Stated exercise
Show, in full, each line of the data that contains "COPY".

* begin Exercise material *

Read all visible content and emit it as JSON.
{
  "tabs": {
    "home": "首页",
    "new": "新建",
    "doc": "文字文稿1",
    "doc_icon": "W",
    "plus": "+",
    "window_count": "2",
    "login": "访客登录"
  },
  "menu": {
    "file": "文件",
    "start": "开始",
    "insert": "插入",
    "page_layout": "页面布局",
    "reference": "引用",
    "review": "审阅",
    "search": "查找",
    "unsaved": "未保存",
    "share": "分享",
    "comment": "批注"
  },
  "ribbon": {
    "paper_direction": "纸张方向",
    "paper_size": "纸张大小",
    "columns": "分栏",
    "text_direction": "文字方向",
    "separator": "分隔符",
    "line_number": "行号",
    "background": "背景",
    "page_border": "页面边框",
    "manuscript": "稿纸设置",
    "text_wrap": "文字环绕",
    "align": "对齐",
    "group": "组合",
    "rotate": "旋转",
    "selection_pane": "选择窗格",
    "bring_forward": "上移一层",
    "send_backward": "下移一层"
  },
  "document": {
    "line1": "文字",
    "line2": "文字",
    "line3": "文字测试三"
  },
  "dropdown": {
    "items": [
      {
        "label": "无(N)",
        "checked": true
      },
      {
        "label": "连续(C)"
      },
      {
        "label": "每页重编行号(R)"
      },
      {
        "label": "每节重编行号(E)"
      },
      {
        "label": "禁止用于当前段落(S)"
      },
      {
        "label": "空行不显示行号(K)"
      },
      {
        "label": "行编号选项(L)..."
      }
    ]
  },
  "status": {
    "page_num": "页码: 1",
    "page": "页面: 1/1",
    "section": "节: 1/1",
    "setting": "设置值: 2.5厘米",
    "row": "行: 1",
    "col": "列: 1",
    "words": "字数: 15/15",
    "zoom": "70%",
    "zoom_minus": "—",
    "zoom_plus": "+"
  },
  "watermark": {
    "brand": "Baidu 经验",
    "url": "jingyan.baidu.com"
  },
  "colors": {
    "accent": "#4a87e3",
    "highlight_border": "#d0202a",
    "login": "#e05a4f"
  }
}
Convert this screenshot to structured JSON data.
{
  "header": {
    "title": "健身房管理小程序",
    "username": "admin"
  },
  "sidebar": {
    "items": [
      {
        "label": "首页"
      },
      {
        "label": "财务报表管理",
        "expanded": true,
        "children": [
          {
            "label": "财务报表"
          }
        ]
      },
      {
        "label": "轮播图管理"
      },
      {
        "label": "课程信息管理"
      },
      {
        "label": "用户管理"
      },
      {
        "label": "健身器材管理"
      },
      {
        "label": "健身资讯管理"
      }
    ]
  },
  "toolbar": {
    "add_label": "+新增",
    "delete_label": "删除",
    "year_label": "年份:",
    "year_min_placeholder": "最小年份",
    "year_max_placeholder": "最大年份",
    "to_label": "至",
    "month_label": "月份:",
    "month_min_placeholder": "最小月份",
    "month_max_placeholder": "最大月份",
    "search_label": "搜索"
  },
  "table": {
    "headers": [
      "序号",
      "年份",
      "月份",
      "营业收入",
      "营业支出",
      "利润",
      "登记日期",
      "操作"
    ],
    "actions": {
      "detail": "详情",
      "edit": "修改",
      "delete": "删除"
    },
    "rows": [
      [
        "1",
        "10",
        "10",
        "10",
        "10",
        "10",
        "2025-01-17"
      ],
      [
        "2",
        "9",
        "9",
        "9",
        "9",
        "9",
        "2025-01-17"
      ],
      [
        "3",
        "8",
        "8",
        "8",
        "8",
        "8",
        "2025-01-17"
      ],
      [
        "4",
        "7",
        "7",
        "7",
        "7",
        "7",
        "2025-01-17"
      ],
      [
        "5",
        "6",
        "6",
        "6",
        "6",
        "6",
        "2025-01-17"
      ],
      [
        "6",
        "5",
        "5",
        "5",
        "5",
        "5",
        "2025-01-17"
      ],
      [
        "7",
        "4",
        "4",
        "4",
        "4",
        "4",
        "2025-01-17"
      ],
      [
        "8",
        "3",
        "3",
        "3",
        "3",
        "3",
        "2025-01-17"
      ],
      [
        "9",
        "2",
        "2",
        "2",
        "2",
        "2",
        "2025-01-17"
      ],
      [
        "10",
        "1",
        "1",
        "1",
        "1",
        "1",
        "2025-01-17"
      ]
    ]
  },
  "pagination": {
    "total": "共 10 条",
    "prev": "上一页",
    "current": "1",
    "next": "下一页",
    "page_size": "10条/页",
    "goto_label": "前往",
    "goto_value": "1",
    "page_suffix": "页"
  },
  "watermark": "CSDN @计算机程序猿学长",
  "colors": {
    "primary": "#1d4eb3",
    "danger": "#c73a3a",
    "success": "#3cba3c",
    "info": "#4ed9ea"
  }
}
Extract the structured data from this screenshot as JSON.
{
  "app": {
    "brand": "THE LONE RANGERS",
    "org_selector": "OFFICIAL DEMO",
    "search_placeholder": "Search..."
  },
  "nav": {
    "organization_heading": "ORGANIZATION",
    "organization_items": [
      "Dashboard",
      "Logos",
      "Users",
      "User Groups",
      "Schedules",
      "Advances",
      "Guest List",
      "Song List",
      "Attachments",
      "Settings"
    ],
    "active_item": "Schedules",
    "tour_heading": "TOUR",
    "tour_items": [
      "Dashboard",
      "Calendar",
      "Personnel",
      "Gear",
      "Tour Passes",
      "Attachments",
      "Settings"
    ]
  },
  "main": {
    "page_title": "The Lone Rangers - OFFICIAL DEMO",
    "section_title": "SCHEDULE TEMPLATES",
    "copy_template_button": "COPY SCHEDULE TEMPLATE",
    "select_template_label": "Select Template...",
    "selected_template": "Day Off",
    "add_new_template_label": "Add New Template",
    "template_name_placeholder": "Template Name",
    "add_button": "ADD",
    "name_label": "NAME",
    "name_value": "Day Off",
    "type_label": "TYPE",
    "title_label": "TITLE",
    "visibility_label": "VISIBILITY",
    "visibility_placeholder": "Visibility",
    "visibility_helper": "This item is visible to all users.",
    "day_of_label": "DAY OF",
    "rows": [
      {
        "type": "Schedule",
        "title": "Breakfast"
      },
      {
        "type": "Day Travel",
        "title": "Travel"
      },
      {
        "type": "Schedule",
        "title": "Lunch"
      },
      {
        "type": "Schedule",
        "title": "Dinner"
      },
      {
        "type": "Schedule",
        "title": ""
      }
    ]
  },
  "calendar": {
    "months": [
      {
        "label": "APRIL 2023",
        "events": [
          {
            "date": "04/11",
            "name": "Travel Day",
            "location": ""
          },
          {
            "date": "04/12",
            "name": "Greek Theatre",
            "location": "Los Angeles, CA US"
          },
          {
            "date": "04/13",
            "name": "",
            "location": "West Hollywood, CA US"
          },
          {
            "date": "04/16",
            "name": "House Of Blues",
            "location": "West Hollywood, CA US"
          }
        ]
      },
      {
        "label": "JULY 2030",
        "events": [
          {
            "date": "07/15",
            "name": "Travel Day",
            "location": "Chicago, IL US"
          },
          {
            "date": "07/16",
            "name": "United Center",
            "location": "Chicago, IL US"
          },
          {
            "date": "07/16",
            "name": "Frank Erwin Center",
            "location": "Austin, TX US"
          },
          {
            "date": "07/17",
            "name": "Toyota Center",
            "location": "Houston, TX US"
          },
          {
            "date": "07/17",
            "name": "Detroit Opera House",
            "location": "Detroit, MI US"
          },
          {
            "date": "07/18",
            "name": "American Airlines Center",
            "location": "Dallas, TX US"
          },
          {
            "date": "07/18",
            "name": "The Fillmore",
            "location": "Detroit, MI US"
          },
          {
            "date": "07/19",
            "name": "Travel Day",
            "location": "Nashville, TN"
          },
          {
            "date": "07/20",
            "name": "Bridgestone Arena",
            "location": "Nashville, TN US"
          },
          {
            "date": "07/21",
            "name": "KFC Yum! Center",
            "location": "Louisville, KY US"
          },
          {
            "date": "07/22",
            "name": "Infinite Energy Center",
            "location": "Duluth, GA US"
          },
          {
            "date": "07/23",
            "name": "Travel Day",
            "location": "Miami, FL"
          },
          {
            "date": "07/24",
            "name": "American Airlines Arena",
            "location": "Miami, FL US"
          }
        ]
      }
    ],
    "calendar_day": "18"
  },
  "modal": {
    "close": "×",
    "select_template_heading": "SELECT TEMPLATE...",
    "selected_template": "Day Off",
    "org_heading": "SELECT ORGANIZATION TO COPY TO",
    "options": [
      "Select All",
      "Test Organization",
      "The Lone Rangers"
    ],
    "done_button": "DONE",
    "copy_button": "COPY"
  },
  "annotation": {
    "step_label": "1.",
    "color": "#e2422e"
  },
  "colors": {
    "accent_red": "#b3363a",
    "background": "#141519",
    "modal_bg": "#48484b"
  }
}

* end Exercise material *

Response to this exercise
    "copy_template_button": "COPY SCHEDULE TEMPLATE",
    "org_heading": "SELECT ORGANIZATION TO COPY TO",
    "copy_button": "COPY"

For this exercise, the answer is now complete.